(WHAT IS EXPECTED):
Each line of the data below that contains "Vimentin" must be copied.

(Document layout detection data)
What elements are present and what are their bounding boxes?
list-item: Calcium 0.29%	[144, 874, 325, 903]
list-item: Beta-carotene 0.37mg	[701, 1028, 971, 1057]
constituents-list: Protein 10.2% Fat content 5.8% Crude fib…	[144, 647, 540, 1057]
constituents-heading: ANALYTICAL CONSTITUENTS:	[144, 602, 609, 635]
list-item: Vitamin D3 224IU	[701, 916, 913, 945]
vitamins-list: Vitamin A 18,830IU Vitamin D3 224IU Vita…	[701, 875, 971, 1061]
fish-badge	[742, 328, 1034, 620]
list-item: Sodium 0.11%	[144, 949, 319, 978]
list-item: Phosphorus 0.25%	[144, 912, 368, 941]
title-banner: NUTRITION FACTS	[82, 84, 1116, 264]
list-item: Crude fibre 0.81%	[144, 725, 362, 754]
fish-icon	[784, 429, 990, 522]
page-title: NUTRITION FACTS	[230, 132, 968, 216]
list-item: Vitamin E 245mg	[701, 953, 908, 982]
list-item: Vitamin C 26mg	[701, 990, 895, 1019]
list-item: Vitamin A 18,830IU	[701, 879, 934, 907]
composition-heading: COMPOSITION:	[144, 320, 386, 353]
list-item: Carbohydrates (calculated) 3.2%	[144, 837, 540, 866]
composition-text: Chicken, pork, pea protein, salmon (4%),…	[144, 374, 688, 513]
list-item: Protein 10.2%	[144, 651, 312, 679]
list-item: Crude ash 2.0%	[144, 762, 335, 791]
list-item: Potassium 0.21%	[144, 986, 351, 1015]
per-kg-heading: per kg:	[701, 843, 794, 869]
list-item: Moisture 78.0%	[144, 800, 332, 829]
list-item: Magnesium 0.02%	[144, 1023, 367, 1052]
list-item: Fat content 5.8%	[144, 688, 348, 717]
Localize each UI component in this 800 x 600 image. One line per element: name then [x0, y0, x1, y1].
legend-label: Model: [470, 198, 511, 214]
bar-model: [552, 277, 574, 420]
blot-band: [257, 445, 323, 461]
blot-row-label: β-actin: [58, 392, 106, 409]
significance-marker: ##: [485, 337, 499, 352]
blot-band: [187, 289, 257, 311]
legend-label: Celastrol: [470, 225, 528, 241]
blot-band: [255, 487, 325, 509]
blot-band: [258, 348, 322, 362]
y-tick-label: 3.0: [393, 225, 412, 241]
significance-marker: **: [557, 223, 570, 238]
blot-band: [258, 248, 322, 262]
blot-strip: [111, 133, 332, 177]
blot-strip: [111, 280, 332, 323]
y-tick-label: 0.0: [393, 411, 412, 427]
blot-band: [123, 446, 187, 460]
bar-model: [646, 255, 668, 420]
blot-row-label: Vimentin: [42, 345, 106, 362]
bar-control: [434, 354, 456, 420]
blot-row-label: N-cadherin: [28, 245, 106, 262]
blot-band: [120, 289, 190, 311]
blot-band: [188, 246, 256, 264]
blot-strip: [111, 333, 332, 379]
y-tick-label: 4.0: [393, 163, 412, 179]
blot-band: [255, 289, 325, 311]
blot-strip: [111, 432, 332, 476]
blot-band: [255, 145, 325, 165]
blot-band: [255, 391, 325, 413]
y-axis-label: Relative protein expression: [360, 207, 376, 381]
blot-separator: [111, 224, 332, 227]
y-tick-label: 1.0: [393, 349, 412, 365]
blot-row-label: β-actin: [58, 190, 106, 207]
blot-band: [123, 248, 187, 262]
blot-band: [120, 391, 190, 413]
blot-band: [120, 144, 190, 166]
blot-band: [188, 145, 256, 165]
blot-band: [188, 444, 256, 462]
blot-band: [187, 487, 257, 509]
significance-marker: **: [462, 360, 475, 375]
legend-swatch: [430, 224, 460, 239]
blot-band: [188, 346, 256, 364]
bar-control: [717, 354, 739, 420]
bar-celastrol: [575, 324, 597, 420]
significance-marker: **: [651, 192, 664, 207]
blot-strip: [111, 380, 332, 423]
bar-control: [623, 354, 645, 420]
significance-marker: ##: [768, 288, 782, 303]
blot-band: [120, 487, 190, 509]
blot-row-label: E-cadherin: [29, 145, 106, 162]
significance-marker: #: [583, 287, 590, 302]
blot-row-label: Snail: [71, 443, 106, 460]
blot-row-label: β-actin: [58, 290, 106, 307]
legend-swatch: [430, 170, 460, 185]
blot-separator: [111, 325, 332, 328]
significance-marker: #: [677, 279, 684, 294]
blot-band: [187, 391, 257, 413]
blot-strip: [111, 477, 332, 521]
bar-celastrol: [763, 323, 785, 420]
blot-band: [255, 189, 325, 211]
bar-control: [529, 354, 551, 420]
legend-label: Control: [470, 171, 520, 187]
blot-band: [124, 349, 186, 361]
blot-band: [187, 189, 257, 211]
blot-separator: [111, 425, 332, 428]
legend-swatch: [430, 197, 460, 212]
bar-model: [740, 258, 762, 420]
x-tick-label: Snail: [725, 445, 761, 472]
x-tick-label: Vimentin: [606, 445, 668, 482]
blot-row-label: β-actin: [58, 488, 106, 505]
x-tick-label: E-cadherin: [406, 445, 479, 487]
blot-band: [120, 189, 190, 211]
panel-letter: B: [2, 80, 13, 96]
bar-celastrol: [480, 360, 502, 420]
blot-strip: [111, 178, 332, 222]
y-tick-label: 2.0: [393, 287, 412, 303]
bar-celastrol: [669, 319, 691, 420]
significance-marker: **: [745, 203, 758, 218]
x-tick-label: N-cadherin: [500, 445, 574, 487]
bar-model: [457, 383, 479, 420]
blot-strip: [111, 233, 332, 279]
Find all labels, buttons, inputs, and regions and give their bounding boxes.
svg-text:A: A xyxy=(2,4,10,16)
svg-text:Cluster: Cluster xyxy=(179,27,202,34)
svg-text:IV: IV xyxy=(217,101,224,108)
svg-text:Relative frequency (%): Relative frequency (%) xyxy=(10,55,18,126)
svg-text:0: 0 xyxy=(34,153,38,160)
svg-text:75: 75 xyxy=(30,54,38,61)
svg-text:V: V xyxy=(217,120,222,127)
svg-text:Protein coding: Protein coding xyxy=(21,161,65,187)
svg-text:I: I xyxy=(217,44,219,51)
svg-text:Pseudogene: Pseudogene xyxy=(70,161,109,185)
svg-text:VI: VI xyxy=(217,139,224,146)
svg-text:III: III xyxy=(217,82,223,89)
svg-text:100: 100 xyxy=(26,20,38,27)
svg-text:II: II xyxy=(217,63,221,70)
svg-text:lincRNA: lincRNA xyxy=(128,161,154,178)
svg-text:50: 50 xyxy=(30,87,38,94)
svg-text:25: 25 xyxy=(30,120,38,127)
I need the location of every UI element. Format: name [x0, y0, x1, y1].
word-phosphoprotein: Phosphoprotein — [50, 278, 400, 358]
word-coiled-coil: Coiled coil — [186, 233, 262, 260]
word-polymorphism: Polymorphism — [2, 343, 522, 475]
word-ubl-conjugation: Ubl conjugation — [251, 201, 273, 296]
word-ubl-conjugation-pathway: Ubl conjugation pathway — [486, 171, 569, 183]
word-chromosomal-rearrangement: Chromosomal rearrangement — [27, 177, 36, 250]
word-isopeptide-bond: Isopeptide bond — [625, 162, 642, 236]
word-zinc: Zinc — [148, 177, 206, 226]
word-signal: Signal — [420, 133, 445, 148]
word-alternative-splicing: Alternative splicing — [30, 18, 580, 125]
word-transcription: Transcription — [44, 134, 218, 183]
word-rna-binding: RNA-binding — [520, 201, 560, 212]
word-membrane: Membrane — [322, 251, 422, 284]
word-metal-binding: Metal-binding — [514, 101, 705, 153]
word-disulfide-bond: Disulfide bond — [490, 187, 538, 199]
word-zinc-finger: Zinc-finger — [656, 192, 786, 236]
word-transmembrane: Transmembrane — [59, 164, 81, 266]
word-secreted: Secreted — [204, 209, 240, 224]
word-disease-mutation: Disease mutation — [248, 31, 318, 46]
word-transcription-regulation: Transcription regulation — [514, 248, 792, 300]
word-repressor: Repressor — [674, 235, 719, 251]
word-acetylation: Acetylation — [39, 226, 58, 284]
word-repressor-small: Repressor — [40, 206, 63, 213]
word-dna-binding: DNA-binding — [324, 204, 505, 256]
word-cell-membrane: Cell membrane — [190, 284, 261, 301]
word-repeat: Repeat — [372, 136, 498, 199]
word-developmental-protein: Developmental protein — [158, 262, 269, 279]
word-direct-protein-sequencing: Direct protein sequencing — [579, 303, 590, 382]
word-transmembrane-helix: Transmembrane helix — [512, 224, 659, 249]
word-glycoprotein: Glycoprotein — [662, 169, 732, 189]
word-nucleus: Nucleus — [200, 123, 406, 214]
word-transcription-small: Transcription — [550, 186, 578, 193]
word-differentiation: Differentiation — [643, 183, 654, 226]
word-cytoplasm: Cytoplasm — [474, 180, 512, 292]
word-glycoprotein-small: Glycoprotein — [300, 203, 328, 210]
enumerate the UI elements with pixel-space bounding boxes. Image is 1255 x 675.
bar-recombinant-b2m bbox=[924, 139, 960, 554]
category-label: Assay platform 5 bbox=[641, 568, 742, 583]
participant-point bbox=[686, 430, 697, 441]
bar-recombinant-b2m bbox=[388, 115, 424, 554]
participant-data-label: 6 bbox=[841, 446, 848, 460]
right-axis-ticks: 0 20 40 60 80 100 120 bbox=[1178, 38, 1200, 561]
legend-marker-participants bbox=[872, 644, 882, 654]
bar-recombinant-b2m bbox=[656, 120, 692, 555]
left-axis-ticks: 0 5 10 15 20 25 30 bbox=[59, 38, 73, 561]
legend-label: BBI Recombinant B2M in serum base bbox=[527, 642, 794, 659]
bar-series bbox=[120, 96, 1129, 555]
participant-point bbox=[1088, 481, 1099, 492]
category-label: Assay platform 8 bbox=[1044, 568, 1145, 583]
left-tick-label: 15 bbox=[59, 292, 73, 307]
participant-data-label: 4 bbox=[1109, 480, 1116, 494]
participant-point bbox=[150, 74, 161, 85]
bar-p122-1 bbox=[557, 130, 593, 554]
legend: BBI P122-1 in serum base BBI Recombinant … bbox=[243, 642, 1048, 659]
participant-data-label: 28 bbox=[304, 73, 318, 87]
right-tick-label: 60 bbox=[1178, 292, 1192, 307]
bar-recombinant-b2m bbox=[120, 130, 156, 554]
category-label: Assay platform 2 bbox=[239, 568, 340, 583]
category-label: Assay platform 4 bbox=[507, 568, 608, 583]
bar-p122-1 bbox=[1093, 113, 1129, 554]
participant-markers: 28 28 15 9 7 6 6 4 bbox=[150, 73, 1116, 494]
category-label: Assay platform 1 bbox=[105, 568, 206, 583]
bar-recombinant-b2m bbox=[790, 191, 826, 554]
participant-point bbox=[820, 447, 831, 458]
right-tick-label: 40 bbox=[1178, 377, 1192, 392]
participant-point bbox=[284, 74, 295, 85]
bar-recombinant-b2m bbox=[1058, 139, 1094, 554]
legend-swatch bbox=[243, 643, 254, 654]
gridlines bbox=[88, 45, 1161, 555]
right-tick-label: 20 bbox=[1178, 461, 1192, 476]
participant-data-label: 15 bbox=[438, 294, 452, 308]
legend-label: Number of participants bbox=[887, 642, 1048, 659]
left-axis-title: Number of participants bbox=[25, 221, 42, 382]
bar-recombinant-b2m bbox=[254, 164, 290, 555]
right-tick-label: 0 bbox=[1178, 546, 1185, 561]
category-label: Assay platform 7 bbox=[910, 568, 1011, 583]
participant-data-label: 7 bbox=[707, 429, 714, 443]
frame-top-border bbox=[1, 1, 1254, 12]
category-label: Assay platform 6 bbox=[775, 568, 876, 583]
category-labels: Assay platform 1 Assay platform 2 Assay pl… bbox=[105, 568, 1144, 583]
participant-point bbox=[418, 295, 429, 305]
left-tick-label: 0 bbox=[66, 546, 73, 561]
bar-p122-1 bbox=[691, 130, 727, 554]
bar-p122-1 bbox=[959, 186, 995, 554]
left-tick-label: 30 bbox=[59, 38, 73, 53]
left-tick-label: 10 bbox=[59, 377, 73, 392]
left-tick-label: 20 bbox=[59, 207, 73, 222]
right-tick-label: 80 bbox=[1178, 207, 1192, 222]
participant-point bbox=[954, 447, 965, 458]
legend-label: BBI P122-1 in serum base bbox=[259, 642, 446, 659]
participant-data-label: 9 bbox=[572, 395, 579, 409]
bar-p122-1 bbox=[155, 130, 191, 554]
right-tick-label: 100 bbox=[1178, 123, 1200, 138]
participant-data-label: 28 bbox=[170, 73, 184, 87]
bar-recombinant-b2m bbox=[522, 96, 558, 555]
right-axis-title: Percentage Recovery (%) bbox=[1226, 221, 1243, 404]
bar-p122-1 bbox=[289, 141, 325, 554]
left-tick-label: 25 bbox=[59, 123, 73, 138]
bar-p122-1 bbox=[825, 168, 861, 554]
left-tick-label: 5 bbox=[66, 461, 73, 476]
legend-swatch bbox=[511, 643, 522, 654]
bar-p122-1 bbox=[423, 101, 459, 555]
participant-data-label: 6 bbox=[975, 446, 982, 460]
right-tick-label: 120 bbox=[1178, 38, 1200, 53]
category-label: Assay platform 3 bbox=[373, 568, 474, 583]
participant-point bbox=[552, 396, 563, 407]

(TASK SOLUTION):
blot-row-label: Vimentin: [42, 345, 106, 362]
x-tick-label: Vimentin: [606, 445, 668, 482]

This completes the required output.